• _Excerpted records_
──────

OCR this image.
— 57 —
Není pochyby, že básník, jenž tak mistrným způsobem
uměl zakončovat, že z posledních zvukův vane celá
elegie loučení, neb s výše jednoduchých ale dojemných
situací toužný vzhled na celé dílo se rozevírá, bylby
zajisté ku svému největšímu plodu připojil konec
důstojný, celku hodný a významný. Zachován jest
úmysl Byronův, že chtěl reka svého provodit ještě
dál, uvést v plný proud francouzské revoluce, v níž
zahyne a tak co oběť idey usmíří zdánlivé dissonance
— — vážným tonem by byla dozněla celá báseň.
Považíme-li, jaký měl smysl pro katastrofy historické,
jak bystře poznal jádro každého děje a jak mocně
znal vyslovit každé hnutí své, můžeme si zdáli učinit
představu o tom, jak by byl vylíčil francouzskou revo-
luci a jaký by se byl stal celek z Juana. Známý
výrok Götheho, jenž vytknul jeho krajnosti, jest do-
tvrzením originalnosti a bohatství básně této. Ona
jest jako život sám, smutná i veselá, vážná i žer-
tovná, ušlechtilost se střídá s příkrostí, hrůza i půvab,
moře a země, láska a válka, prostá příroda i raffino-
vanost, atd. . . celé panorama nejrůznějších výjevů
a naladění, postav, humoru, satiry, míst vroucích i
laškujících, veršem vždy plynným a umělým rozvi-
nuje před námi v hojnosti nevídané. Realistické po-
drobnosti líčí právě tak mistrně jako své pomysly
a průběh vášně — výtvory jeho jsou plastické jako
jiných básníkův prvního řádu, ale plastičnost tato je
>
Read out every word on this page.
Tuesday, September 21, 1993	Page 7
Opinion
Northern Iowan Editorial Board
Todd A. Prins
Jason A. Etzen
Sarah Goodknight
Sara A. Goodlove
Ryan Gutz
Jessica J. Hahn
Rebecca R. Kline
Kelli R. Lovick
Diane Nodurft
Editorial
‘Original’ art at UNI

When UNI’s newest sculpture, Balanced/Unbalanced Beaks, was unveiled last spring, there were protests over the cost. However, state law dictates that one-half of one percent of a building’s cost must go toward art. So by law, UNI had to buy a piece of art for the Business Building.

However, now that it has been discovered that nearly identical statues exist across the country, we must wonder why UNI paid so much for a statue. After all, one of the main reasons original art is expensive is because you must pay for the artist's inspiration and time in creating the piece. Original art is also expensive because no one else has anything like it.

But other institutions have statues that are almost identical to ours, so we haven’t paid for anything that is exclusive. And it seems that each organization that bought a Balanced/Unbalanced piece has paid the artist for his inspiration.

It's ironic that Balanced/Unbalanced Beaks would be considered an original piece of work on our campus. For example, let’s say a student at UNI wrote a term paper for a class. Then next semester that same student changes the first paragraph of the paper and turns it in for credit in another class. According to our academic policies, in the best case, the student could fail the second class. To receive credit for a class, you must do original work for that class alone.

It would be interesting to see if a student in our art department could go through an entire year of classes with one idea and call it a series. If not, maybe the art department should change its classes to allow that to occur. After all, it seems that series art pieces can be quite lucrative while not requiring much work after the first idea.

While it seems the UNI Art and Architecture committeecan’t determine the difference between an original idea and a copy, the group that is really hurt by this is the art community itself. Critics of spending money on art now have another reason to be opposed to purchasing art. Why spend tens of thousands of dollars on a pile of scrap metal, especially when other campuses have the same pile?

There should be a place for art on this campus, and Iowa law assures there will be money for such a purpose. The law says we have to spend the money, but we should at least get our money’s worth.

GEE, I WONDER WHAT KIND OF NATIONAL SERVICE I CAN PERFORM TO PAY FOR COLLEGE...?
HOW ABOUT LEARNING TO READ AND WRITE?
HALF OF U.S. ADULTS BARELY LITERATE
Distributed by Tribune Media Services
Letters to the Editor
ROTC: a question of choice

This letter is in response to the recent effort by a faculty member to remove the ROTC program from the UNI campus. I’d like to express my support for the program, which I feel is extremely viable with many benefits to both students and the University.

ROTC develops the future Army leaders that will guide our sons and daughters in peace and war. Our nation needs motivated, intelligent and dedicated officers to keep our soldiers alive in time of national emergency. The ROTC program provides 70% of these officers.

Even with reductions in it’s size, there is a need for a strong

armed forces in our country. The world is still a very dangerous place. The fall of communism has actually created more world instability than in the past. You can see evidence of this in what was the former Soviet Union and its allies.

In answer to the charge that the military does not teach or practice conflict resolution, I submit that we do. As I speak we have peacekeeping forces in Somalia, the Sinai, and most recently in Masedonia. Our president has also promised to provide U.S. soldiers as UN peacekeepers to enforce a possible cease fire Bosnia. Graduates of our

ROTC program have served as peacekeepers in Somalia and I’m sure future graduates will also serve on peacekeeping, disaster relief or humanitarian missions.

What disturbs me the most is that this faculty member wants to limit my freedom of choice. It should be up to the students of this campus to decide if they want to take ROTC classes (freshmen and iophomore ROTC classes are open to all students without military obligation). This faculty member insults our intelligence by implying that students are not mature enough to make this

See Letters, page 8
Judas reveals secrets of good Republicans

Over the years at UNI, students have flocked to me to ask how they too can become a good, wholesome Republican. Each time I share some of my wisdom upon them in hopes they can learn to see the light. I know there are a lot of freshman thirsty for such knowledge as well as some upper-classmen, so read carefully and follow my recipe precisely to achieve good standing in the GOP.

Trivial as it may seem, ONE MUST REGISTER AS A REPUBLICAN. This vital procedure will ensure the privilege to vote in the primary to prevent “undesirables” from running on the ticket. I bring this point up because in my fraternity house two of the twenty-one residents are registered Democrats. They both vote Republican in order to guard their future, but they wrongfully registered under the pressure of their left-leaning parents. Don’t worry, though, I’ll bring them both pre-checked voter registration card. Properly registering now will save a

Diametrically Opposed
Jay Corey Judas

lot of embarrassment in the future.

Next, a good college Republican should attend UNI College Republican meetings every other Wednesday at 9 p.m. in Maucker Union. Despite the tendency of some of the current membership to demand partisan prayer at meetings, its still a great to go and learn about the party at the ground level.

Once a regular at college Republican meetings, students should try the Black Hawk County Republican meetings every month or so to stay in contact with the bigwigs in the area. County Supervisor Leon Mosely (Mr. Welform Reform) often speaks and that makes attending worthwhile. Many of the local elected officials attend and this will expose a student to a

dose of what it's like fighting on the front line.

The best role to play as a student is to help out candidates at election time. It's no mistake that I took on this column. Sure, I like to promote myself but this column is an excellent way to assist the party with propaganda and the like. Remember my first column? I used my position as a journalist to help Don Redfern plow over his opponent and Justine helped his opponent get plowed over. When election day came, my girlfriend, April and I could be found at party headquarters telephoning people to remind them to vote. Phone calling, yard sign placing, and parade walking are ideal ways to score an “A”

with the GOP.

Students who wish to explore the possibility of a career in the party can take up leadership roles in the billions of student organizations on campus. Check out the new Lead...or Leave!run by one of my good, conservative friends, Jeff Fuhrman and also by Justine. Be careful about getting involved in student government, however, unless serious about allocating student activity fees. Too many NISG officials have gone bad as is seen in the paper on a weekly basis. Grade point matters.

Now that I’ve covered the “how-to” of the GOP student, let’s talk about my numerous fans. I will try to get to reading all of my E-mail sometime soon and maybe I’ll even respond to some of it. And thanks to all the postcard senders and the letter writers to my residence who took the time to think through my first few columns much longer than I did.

──────

• _What you have to do_
Repeat every record, keeping each word and mark exactly as it is.

• _Result for this task_
OCR this image.
— 57 —
Není pochyby, že básník, jenž tak mistrným způsobem
uměl zakončovat, že z posledních zvukův vane celá
elegie loučení, neb s výše jednoduchých ale dojemných
situací toužný vzhled na celé dílo se rozevírá, bylby
zajisté ku svému největšímu plodu připojil konec
důstojný, celku hodný a významný. Zachován jest
úmysl Byronův, že chtěl reka svého provodit ještě
dál, uvést v plný proud francouzské revoluce, v níž
zahyne a tak co oběť idey usmíří zdánlivé dissonance
— — vážným tonem by byla dozněla celá báseň.
Považíme-li, jaký měl smysl pro katastrofy historické,
jak bystře poznal jádro každého děje a jak mocně
znal vyslovit každé hnutí své, můžeme si zdáli učinit
představu o tom, jak by byl vylíčil francouzskou revo-
luci a jaký by se byl stal celek z Juana. Známý
výrok Götheho, jenž vytknul jeho krajnosti, jest do-
tvrzením originalnosti a bohatství básně této. Ona
jest jako život sám, smutná i veselá, vážná i žer-
tovná, ušlechtilost se střídá s příkrostí, hrůza i půvab,
moře a země, láska a válka, prostá příroda i raffino-
vanost, atd. . . celé panorama nejrůznějších výjevů
a naladění, postav, humoru, satiry, míst vroucích i
laškujících, veršem vždy plynným a umělým rozvi-
nuje před námi v hojnosti nevídané. Realistické po-
drobnosti líčí právě tak mistrně jako své pomysly
a průběh vášně — výtvory jeho jsou plastické jako
jiných básníkův prvního řádu, ale plastičnost tato je
>
Read out every word on this page.
Tuesday, September 21, 1993	Page 7
Opinion
Northern Iowan Editorial Board
Todd A. Prins
Jason A. Etzen
Sarah Goodknight
Sara A. Goodlove
Ryan Gutz
Jessica J. Hahn
Rebecca R. Kline
Kelli R. Lovick
Diane Nodurft
Editorial
‘Original’ art at UNI

When UNI’s newest sculpture, Balanced/Unbalanced Beaks, was unveiled last spring, there were protests over the cost. However, state law dictates that one-half of one percent of a building’s cost must go toward art. So by law, UNI had to buy a piece of art for the Business Building.

However, now that it has been discovered that nearly identical statues exist across the country, we must wonder why UNI paid so much for a statue. After all, one of the main reasons original art is expensive is because you must pay for the artist's inspiration and time in creating the piece. Original art is also expensive because no one else has anything like it.

But other institutions have statues that are almost identical to ours, so we haven’t paid for anything that is exclusive. And it seems that each organization that bought a Balanced/Unbalanced piece has paid the artist for his inspiration.

It's ironic that Balanced/Unbalanced Beaks would be considered an original piece of work on our campus. For example, let’s say a student at UNI wrote a term paper for a class. Then next semester that same student changes the first paragraph of the paper and turns it in for credit in another class. According to our academic policies, in the best case, the student could fail the second class. To receive credit for a class, you must do original work for that class alone.

It would be interesting to see if a student in our art department could go through an entire year of classes with one idea and call it a series. If not, maybe the art department should change its classes to allow that to occur. After all, it seems that series art pieces can be quite lucrative while not requiring much work after the first idea.

While it seems the UNI Art and Architecture committeecan’t determine the difference between an original idea and a copy, the group that is really hurt by this is the art community itself. Critics of spending money on art now have another reason to be opposed to purchasing art. Why spend tens of thousands of dollars on a pile of scrap metal, especially when other campuses have the same pile?

There should be a place for art on this campus, and Iowa law assures there will be money for such a purpose. The law says we have to spend the money, but we should at least get our money’s worth.

GEE, I WONDER WHAT KIND OF NATIONAL SERVICE I CAN PERFORM TO PAY FOR COLLEGE...?
HOW ABOUT LEARNING TO READ AND WRITE?
HALF OF U.S. ADULTS BARELY LITERATE
Distributed by Tribune Media Services
Letters to the Editor
ROTC: a question of choice

This letter is in response to the recent effort by a faculty member to remove the ROTC program from the UNI campus. I’d like to express my support for the program, which I feel is extremely viable with many benefits to both students and the University.

ROTC develops the future Army leaders that will guide our sons and daughters in peace and war. Our nation needs motivated, intelligent and dedicated officers to keep our soldiers alive in time of national emergency. The ROTC program provides 70% of these officers.

Even with reductions in it’s size, there is a need for a strong

armed forces in our country. The world is still a very dangerous place. The fall of communism has actually created more world instability than in the past. You can see evidence of this in what was the former Soviet Union and its allies.

In answer to the charge that the military does not teach or practice conflict resolution, I submit that we do. As I speak we have peacekeeping forces in Somalia, the Sinai, and most recently in Masedonia. Our president has also promised to provide U.S. soldiers as UN peacekeepers to enforce a possible cease fire Bosnia. Graduates of our

ROTC program have served as peacekeepers in Somalia and I’m sure future graduates will also serve on peacekeeping, disaster relief or humanitarian missions.

What disturbs me the most is that this faculty member wants to limit my freedom of choice. It should be up to the students of this campus to decide if they want to take ROTC classes (freshmen and iophomore ROTC classes are open to all students without military obligation). This faculty member insults our intelligence by implying that students are not mature enough to make this

See Letters, page 8
Judas reveals secrets of good Republicans

Over the years at UNI, students have flocked to me to ask how they too can become a good, wholesome Republican. Each time I share some of my wisdom upon them in hopes they can learn to see the light. I know there are a lot of freshman thirsty for such knowledge as well as some upper-classmen, so read carefully and follow my recipe precisely to achieve good standing in the GOP.

Trivial as it may seem, ONE MUST REGISTER AS A REPUBLICAN. This vital procedure will ensure the privilege to vote in the primary to prevent “undesirables” from running on the ticket. I bring this point up because in my fraternity house two of the twenty-one residents are registered Democrats. They both vote Republican in order to guard their future, but they wrongfully registered under the pressure of their left-leaning parents. Don’t worry, though, I’ll bring them both pre-checked voter registration card. Properly registering now will save a

Diametrically Opposed
Jay Corey Judas

lot of embarrassment in the future.

Next, a good college Republican should attend UNI College Republican meetings every other Wednesday at 9 p.m. in Maucker Union. Despite the tendency of some of the current membership to demand partisan prayer at meetings, its still a great to go and learn about the party at the ground level.

Once a regular at college Republican meetings, students should try the Black Hawk County Republican meetings every month or so to stay in contact with the bigwigs in the area. County Supervisor Leon Mosely (Mr. Welform Reform) often speaks and that makes attending worthwhile. Many of the local elected officials attend and this will expose a student to a

dose of what it's like fighting on the front line.

The best role to play as a student is to help out candidates at election time. It's no mistake that I took on this column. Sure, I like to promote myself but this column is an excellent way to assist the party with propaganda and the like. Remember my first column? I used my position as a journalist to help Don Redfern plow over his opponent and Justine helped his opponent get plowed over. When election day came, my girlfriend, April and I could be found at party headquarters telephoning people to remind them to vote. Phone calling, yard sign placing, and parade walking are ideal ways to score an “A”

with the GOP.

Students who wish to explore the possibility of a career in the party can take up leadership roles in the billions of student organizations on campus. Check out the new Lead...or Leave!run by one of my good, conservative friends, Jeff Fuhrman and also by Justine. Be careful about getting involved in student government, however, unless serious about allocating student activity fees. Too many NISG officials have gone bad as is seen in the paper on a weekly basis. Grade point matters.

Now that I’ve covered the “how-to” of the GOP student, let’s talk about my numerous fans. I will try to get to reading all of my E-mail sometime soon and maybe I’ll even respond to some of it. And thanks to all the postcard senders and the letter writers to my residence who took the time to think through my first few columns much longer than I did.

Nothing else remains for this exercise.